TASK DETAILS:
Take the listing and print it in full, exactly as given.

Extracted data entries:
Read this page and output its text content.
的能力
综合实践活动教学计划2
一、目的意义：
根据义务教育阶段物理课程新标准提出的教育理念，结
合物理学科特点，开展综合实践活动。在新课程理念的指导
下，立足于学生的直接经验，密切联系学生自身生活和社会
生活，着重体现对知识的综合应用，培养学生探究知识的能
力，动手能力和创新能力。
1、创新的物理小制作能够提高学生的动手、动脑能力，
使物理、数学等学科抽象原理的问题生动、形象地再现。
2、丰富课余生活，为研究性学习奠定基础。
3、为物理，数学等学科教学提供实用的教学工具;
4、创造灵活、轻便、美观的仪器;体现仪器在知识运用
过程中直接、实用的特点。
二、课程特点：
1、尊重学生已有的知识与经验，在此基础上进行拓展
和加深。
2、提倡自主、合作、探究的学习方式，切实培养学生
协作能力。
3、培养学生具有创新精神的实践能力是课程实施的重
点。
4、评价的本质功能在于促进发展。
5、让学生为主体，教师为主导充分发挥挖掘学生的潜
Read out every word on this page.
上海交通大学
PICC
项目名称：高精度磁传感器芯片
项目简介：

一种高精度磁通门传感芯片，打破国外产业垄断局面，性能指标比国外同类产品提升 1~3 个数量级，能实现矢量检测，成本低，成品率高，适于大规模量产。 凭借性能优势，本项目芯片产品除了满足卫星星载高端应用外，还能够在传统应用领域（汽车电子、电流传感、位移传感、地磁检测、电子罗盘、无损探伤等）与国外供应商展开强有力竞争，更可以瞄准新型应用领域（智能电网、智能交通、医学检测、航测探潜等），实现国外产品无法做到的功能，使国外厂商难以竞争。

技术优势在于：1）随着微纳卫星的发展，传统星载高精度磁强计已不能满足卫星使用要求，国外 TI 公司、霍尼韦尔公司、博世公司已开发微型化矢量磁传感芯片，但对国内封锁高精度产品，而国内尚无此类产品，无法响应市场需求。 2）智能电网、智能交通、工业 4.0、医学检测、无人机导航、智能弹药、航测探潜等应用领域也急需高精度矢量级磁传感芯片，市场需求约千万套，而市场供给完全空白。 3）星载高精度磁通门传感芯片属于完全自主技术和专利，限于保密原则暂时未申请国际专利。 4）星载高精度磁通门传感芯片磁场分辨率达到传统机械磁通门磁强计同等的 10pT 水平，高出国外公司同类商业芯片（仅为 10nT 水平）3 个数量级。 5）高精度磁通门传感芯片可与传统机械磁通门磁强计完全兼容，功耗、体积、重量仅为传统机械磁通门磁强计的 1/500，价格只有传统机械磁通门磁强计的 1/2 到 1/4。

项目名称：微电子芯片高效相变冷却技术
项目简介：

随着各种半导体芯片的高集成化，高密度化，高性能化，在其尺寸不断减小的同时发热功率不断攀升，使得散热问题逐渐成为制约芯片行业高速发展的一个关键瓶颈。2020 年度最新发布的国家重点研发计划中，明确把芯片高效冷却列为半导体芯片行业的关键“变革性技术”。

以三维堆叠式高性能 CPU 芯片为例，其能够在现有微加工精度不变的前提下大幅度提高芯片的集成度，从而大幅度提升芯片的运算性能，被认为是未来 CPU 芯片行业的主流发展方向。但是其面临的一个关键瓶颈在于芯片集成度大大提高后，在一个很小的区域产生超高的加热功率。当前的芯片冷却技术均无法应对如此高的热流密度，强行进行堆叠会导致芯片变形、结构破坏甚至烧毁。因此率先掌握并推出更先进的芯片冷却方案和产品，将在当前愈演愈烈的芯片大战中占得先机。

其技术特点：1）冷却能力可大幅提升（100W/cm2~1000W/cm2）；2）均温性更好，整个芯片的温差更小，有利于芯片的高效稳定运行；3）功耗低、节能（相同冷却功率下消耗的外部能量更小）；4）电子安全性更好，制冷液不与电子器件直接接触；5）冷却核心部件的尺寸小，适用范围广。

WRITTEN SOLUTION:
Read this page and output its text content.
的能力
综合实践活动教学计划2
一、目的意义：
根据义务教育阶段物理课程新标准提出的教育理念，结
合物理学科特点，开展综合实践活动。在新课程理念的指导
下，立足于学生的直接经验，密切联系学生自身生活和社会
生活，着重体现对知识的综合应用，培养学生探究知识的能
力，动手能力和创新能力。
1、创新的物理小制作能够提高学生的动手、动脑能力，
使物理、数学等学科抽象原理的问题生动、形象地再现。
2、丰富课余生活，为研究性学习奠定基础。
3、为物理，数学等学科教学提供实用的教学工具;
4、创造灵活、轻便、美观的仪器;体现仪器在知识运用
过程中直接、实用的特点。
二、课程特点：
1、尊重学生已有的知识与经验，在此基础上进行拓展
和加深。
2、提倡自主、合作、探究的学习方式，切实培养学生
协作能力。
3、培养学生具有创新精神的实践能力是课程实施的重
点。
4、评价的本质功能在于促进发展。
5、让学生为主体，教师为主导充分发挥挖掘学生的潜
Read out every word on this page.
上海交通大学
PICC
项目名称：高精度磁传感器芯片
项目简介：

一种高精度磁通门传感芯片，打破国外产业垄断局面，性能指标比国外同类产品提升 1~3 个数量级，能实现矢量检测，成本低，成品率高，适于大规模量产。 凭借性能优势，本项目芯片产品除了满足卫星星载高端应用外，还能够在传统应用领域（汽车电子、电流传感、位移传感、地磁检测、电子罗盘、无损探伤等）与国外供应商展开强有力竞争，更可以瞄准新型应用领域（智能电网、智能交通、医学检测、航测探潜等），实现国外产品无法做到的功能，使国外厂商难以竞争。

技术优势在于：1）随着微纳卫星的发展，传统星载高精度磁强计已不能满足卫星使用要求，国外 TI 公司、霍尼韦尔公司、博世公司已开发微型化矢量磁传感芯片，但对国内封锁高精度产品，而国内尚无此类产品，无法响应市场需求。 2）智能电网、智能交通、工业 4.0、医学检测、无人机导航、智能弹药、航测探潜等应用领域也急需高精度矢量级磁传感芯片，市场需求约千万套，而市场供给完全空白。 3）星载高精度磁通门传感芯片属于完全自主技术和专利，限于保密原则暂时未申请国际专利。 4）星载高精度磁通门传感芯片磁场分辨率达到传统机械磁通门磁强计同等的 10pT 水平，高出国外公司同类商业芯片（仅为 10nT 水平）3 个数量级。 5）高精度磁通门传感芯片可与传统机械磁通门磁强计完全兼容，功耗、体积、重量仅为传统机械磁通门磁强计的 1/500，价格只有传统机械磁通门磁强计的 1/2 到 1/4。

项目名称：微电子芯片高效相变冷却技术
项目简介：

随着各种半导体芯片的高集成化，高密度化，高性能化，在其尺寸不断减小的同时发热功率不断攀升，使得散热问题逐渐成为制约芯片行业高速发展的一个关键瓶颈。2020 年度最新发布的国家重点研发计划中，明确把芯片高效冷却列为半导体芯片行业的关键“变革性技术”。

以三维堆叠式高性能 CPU 芯片为例，其能够在现有微加工精度不变的前提下大幅度提高芯片的集成度，从而大幅度提升芯片的运算性能，被认为是未来 CPU 芯片行业的主流发展方向。但是其面临的一个关键瓶颈在于芯片集成度大大提高后，在一个很小的区域产生超高的加热功率。当前的芯片冷却技术均无法应对如此高的热流密度，强行进行堆叠会导致芯片变形、结构破坏甚至烧毁。因此率先掌握并推出更先进的芯片冷却方案和产品，将在当前愈演愈烈的芯片大战中占得先机。

其技术特点：1）冷却能力可大幅提升（100W/cm2~1000W/cm2）；2）均温性更好，整个芯片的温差更小，有利于芯片的高效稳定运行；3）功耗低、节能（相同冷却功率下消耗的外部能量更小）；4）电子安全性更好，制冷液不与电子器件直接接触；5）冷却核心部件的尺寸小，适用范围广。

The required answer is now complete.